— begin Available data —

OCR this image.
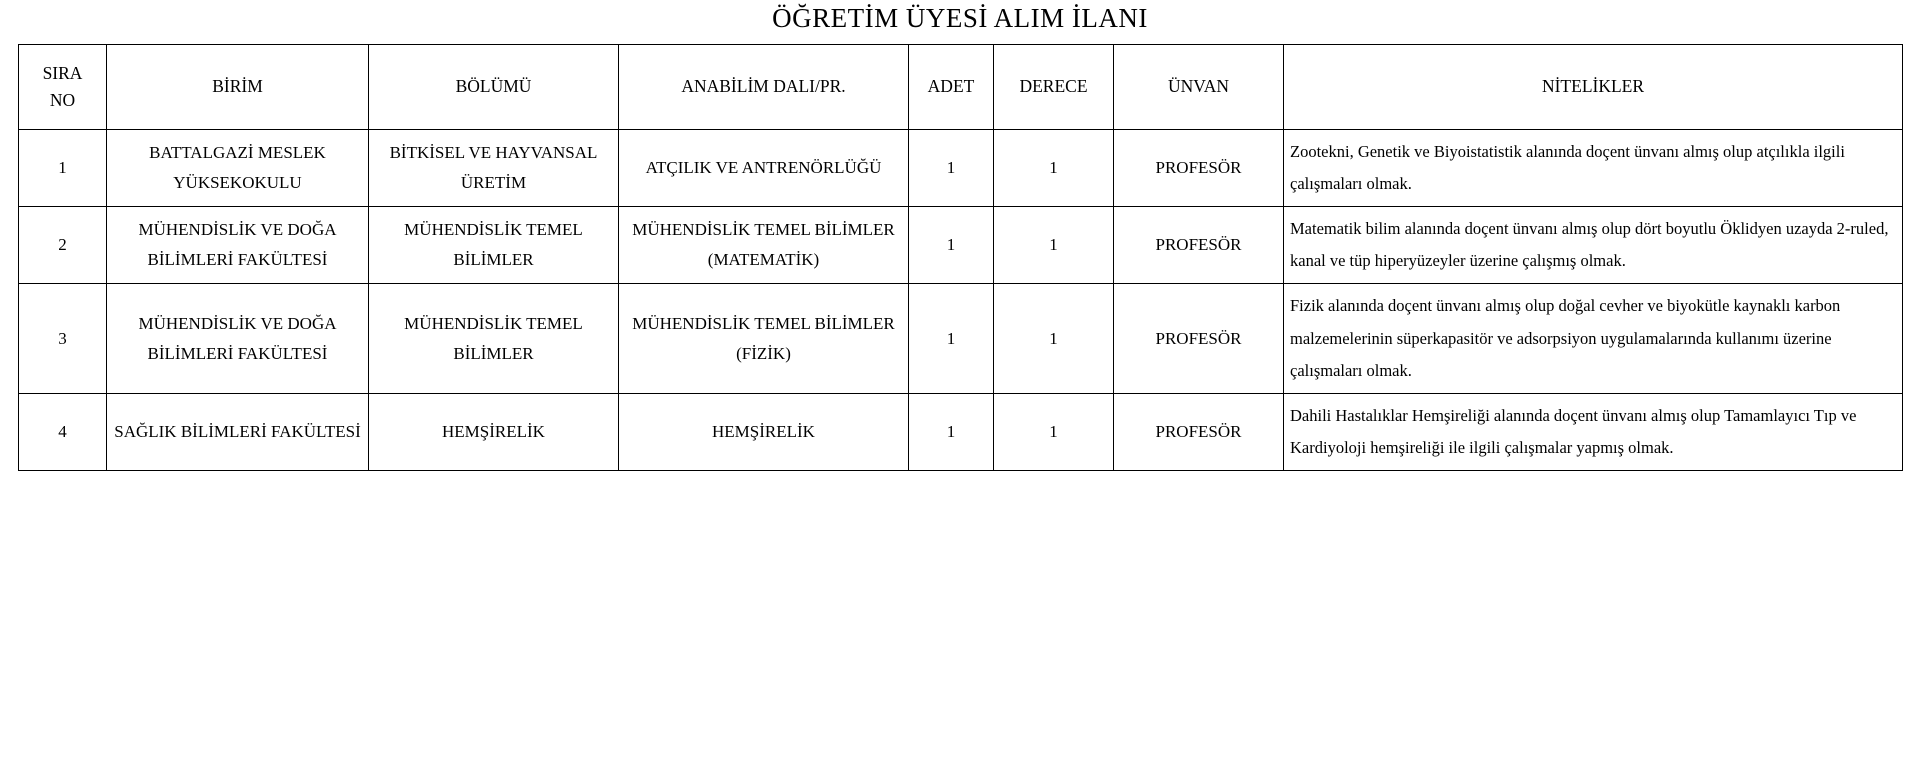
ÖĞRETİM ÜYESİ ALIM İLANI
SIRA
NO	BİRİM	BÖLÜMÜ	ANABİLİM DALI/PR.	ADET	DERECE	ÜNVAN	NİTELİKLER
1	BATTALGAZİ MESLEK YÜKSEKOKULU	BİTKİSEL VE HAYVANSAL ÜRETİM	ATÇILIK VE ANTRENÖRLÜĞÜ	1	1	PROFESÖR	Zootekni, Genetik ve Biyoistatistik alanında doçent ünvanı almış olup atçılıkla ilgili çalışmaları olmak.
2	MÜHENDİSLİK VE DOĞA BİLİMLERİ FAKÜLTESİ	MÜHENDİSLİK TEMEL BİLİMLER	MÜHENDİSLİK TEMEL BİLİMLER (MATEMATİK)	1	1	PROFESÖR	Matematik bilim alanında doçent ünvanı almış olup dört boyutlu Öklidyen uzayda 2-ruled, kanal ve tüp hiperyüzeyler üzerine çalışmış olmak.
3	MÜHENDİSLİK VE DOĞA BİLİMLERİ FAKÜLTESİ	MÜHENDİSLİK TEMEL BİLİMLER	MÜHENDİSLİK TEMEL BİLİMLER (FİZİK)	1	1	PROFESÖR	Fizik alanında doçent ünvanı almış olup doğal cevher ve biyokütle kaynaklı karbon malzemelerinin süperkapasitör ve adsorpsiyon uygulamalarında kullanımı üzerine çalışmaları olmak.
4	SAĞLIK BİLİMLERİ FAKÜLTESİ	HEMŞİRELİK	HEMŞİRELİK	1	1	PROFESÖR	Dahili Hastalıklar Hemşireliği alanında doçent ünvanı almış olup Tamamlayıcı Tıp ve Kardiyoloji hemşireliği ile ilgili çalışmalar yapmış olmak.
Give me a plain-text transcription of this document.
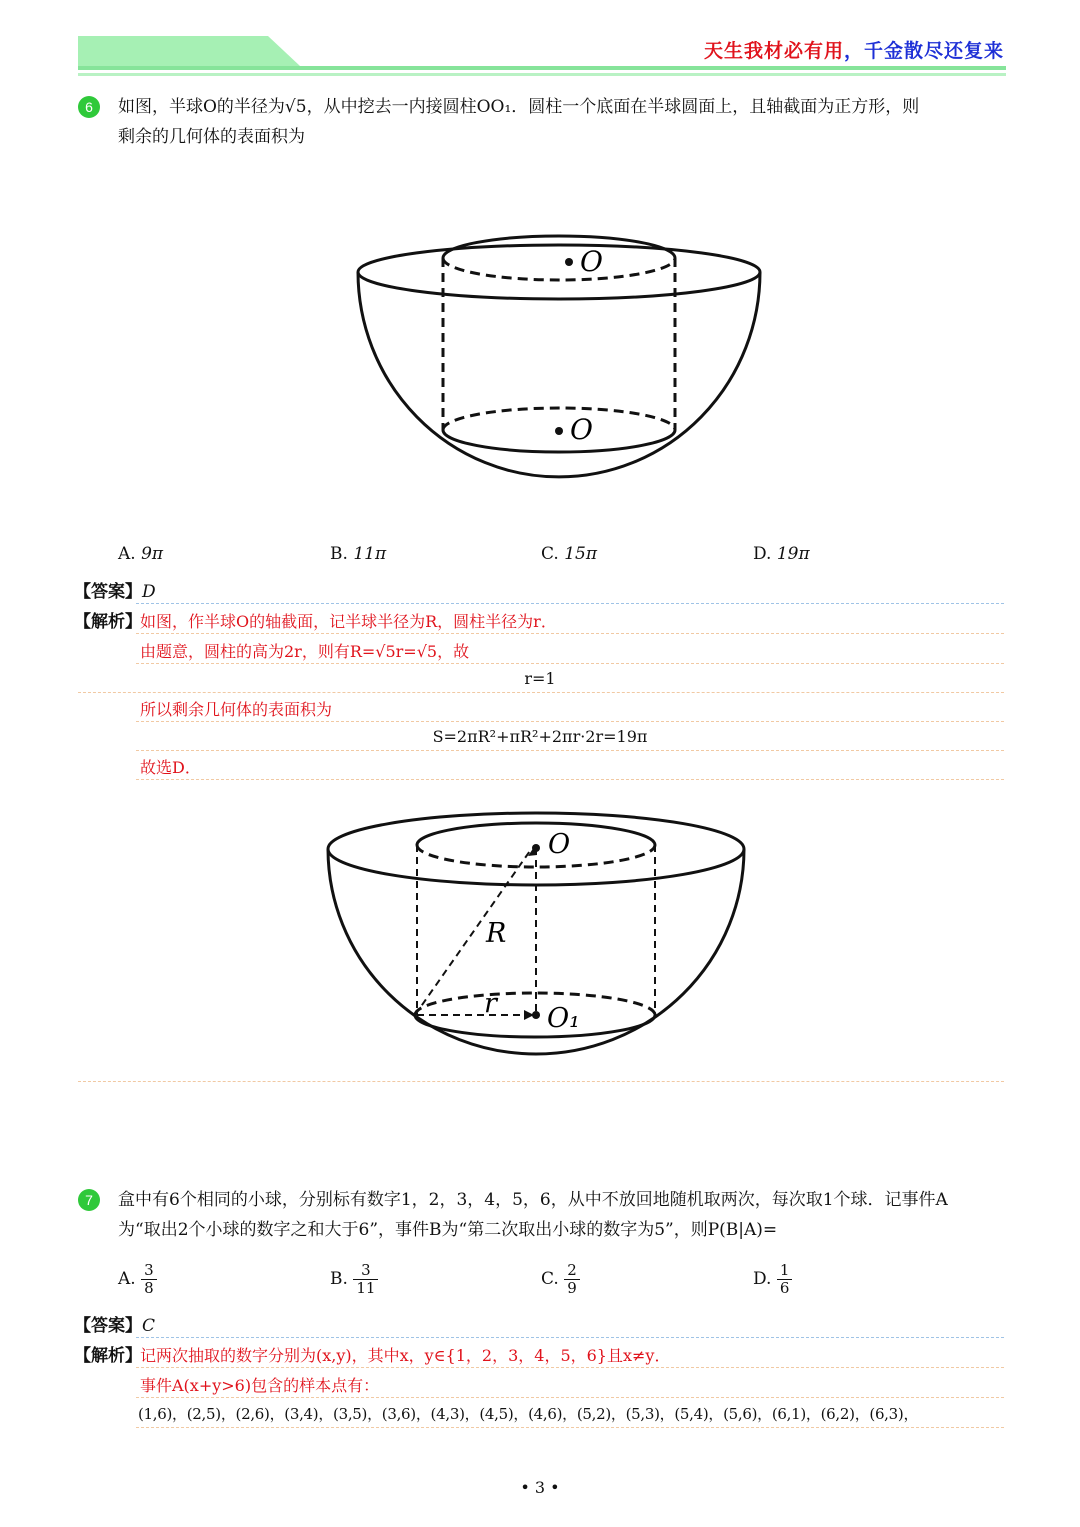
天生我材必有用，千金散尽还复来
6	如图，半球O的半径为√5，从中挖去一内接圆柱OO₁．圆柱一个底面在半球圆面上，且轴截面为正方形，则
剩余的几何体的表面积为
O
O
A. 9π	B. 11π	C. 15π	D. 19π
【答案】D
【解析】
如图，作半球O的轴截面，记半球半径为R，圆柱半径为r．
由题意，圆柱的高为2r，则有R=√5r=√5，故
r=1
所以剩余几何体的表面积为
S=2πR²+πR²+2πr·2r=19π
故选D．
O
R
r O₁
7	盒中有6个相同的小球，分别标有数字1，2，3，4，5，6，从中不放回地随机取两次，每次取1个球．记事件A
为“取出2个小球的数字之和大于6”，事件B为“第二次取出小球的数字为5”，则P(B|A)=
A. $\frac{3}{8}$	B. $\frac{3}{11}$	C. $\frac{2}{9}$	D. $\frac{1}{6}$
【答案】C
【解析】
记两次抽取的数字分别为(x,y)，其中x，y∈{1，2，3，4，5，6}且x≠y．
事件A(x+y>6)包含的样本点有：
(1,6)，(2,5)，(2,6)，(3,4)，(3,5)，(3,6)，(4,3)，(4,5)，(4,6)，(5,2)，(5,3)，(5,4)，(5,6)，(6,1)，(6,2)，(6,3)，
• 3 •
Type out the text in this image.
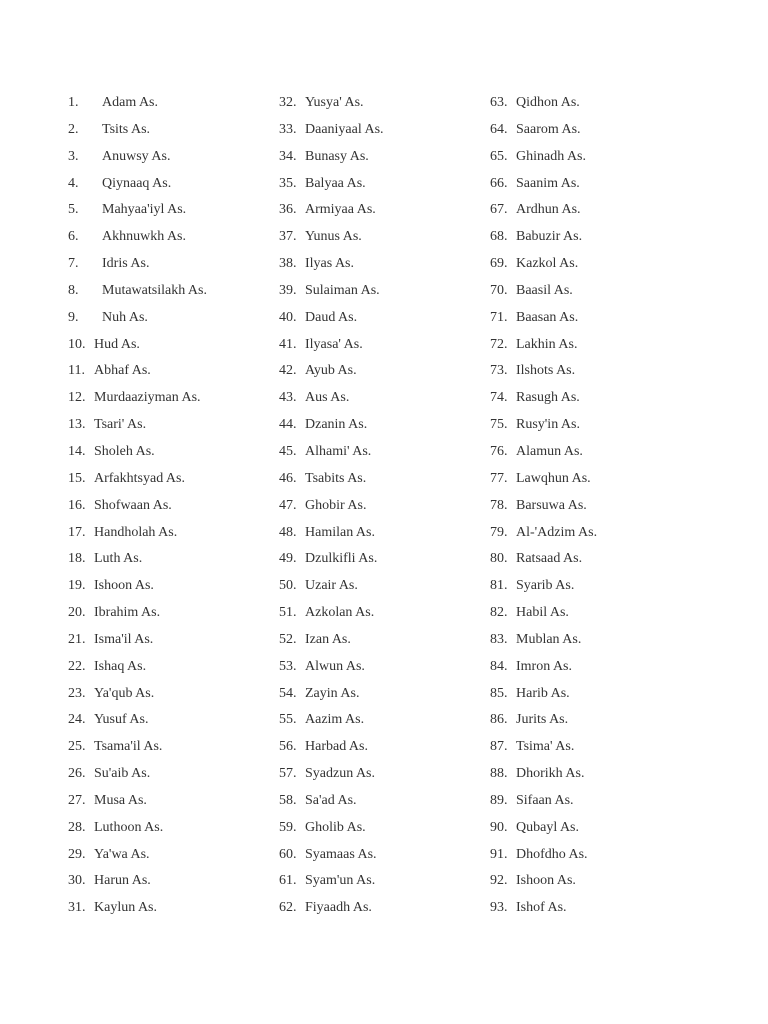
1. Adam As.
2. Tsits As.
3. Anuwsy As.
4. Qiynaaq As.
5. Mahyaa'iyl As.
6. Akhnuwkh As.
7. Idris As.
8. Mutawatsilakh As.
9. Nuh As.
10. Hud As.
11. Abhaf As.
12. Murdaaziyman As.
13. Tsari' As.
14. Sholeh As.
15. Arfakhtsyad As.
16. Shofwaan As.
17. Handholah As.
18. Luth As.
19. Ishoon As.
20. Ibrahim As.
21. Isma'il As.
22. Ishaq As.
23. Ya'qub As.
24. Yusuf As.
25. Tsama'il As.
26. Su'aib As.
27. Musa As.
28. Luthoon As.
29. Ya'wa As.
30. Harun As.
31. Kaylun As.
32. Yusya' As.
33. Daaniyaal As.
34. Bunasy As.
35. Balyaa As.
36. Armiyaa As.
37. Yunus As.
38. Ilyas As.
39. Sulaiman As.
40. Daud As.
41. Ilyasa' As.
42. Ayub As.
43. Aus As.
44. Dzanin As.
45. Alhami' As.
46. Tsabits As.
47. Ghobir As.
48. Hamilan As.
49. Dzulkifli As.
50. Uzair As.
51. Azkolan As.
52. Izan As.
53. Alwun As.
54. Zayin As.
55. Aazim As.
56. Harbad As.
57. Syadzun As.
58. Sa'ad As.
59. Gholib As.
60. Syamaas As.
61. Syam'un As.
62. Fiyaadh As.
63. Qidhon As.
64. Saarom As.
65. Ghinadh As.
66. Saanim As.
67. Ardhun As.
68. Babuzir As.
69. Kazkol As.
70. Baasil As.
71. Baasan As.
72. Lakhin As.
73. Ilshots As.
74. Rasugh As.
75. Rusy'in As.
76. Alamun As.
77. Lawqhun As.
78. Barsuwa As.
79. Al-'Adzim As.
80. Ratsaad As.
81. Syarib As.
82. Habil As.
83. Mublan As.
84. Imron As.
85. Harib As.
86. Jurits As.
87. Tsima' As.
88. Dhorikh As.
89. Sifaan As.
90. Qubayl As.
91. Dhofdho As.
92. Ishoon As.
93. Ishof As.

— end Available data —

Your task. Copy each line in the data that holds the word "this".

Task solution.
OCR this image.
Give me a plain-text transcription of this document.
Type out the text in this image.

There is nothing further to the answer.